===== RECORDS SHOWN =====

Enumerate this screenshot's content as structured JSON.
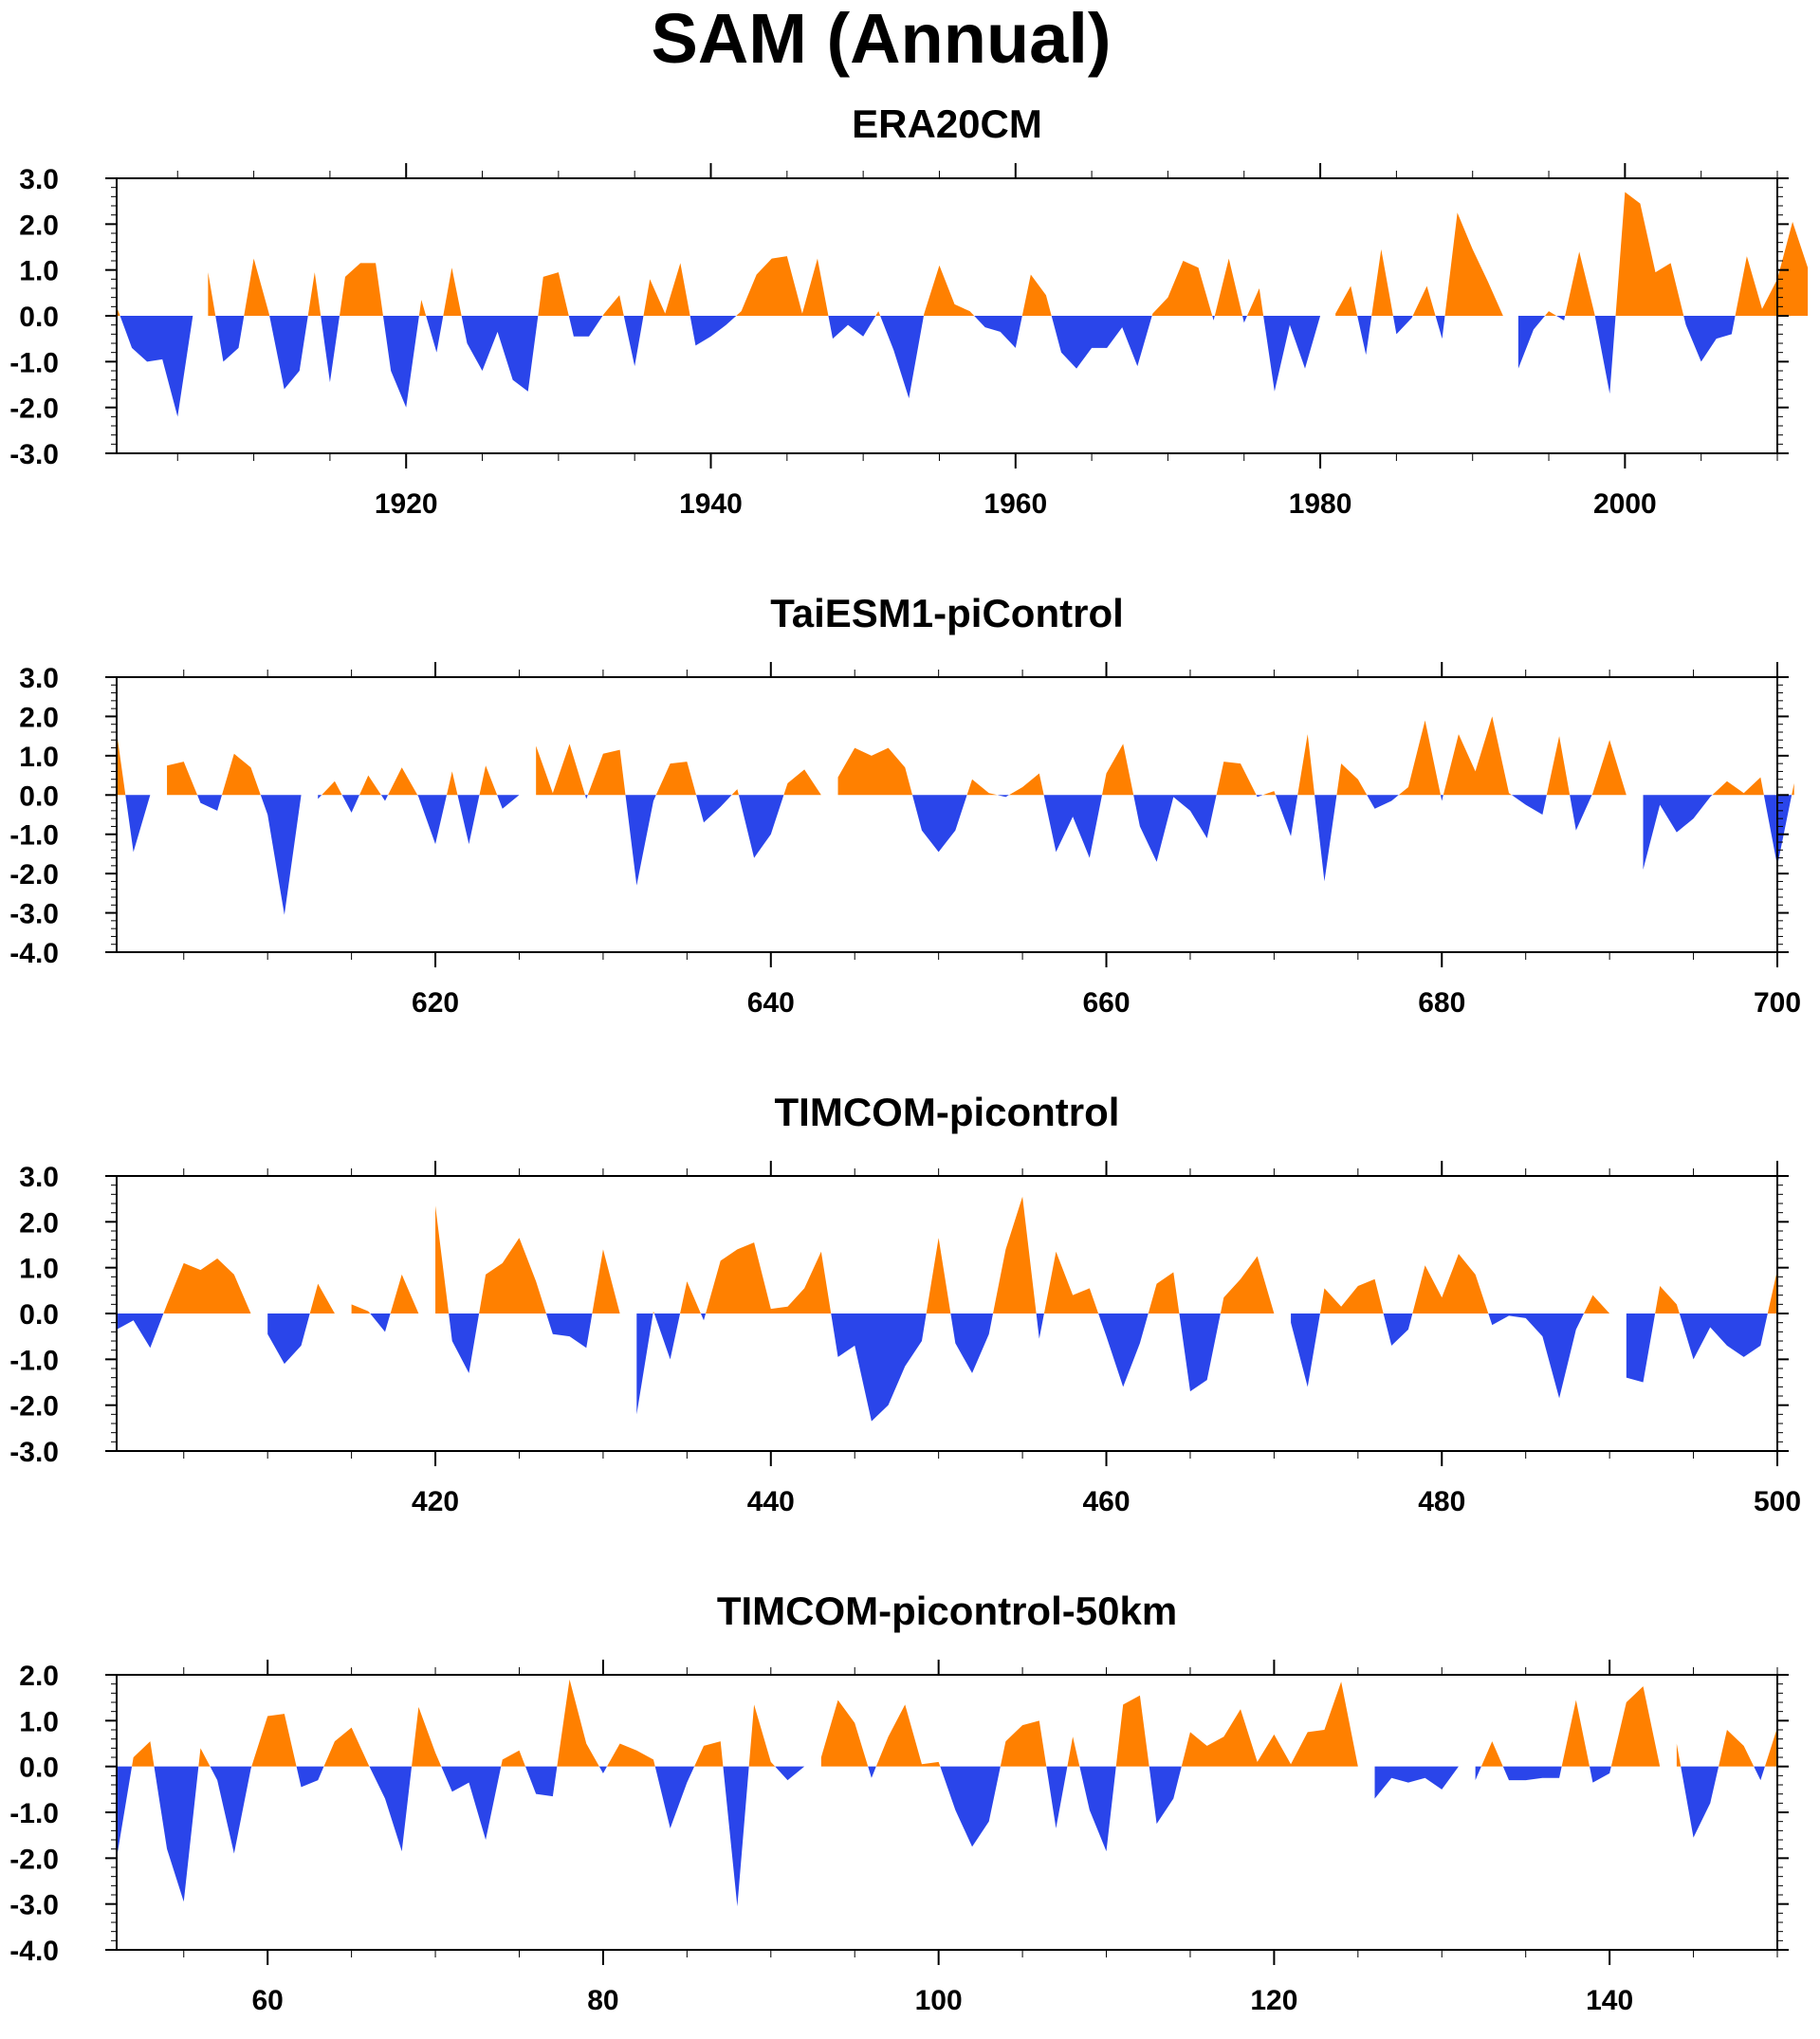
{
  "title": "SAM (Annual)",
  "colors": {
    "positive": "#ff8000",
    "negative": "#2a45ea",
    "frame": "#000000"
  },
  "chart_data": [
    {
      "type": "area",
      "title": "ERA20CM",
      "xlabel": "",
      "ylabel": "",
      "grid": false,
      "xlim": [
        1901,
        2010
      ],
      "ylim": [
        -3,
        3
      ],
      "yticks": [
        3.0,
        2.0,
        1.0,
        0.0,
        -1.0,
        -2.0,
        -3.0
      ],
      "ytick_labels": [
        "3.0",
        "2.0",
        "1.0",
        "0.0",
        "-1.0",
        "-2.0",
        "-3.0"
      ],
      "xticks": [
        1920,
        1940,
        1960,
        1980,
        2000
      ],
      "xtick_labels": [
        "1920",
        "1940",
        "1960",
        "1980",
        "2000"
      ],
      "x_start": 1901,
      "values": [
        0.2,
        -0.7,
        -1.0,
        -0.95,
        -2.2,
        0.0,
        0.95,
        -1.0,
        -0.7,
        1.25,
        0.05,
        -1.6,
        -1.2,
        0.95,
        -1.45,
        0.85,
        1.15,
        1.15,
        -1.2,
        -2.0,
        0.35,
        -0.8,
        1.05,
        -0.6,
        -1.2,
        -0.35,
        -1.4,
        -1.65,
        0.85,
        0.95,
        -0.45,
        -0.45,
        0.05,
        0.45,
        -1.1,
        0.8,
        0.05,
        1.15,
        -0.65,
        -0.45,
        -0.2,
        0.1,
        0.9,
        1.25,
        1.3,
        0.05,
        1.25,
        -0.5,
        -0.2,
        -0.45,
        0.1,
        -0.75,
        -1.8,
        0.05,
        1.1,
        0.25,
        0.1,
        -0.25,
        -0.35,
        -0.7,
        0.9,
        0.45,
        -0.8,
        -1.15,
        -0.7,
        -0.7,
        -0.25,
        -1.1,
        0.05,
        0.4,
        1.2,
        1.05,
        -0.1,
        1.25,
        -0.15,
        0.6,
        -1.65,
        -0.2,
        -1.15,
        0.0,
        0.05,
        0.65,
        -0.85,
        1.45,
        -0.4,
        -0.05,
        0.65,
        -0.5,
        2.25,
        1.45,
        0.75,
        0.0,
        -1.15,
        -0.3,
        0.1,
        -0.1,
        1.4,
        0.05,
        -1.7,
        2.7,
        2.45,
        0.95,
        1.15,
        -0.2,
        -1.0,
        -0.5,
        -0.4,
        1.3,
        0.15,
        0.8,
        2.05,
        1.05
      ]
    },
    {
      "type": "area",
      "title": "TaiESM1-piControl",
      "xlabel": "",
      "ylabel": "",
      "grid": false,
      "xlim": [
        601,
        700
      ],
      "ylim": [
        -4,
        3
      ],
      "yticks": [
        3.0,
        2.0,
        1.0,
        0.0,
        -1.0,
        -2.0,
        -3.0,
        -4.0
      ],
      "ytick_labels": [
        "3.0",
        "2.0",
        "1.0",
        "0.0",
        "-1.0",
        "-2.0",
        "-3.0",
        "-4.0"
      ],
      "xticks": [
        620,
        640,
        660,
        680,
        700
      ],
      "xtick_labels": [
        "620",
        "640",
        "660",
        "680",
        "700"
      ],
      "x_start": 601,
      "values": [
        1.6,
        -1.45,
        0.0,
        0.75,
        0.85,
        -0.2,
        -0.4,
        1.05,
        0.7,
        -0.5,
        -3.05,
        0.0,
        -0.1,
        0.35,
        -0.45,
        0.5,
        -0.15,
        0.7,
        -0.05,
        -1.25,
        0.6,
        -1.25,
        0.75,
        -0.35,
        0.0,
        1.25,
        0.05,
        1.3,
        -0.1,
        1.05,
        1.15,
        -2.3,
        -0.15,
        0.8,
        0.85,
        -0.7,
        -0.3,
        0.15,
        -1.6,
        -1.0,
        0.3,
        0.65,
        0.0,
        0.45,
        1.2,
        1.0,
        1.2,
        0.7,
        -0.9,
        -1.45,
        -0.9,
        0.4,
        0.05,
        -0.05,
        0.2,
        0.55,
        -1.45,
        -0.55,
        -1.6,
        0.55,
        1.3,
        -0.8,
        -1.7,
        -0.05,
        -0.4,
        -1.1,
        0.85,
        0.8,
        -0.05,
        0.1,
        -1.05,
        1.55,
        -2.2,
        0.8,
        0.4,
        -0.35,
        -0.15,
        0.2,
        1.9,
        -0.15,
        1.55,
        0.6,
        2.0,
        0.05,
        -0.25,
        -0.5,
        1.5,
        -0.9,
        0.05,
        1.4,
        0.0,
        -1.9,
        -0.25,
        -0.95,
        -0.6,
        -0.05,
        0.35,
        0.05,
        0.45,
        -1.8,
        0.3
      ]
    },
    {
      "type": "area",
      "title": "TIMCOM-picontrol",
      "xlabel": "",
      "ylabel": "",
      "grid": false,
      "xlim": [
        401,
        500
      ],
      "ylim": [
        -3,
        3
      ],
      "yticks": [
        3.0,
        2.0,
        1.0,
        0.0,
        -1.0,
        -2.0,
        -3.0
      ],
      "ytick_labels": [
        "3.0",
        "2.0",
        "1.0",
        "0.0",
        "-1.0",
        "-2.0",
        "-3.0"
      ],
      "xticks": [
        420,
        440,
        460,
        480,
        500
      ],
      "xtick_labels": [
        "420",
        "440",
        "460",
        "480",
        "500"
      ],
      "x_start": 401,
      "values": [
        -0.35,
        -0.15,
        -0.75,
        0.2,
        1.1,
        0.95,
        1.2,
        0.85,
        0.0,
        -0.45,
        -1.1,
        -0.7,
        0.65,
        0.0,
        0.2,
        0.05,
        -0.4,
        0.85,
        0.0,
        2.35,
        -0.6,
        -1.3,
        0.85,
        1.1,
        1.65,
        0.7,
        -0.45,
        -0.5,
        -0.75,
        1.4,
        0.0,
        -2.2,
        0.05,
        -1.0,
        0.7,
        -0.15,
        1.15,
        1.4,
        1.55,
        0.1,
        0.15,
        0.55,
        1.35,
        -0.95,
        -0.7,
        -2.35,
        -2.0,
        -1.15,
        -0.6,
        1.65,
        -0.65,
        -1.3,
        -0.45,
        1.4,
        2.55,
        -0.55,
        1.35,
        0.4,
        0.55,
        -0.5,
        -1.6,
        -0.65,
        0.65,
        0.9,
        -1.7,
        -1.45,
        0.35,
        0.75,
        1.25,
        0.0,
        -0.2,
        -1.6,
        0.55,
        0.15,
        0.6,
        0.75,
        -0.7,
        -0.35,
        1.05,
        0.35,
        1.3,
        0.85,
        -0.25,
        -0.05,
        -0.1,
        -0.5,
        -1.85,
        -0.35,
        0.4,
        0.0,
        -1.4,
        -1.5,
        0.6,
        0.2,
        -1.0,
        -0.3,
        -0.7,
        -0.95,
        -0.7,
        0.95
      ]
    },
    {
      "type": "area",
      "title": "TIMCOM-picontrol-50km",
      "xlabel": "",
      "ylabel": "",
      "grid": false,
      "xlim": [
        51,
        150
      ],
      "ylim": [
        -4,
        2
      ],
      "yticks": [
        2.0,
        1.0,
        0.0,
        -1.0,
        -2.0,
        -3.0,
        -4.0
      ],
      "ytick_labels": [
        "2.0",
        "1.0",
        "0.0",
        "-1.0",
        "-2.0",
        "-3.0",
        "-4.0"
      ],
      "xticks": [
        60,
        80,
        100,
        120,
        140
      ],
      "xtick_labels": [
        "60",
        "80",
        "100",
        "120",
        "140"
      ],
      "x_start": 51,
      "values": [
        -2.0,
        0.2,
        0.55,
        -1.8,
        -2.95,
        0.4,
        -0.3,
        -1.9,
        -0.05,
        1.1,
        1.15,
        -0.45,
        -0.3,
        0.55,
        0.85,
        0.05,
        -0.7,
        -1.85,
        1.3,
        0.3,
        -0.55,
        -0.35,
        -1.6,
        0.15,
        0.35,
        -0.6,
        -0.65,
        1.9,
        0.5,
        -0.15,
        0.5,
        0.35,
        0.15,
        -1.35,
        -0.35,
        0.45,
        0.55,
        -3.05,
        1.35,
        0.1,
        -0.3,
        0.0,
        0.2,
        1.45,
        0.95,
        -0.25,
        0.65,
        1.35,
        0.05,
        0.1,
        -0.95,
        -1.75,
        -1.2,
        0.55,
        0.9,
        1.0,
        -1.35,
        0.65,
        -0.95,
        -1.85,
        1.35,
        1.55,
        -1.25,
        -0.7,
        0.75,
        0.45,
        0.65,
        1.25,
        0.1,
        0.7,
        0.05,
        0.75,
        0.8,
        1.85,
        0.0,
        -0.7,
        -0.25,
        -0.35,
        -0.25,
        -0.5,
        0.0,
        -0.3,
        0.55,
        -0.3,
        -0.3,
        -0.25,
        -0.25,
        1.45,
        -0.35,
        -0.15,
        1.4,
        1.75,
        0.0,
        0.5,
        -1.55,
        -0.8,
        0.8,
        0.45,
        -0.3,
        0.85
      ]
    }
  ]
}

=====

* **PROBLEM**:
Of the lines in this listing, how many contain "title"? Reply with the number and nothing more.

* **ANSWER BELOW**:
5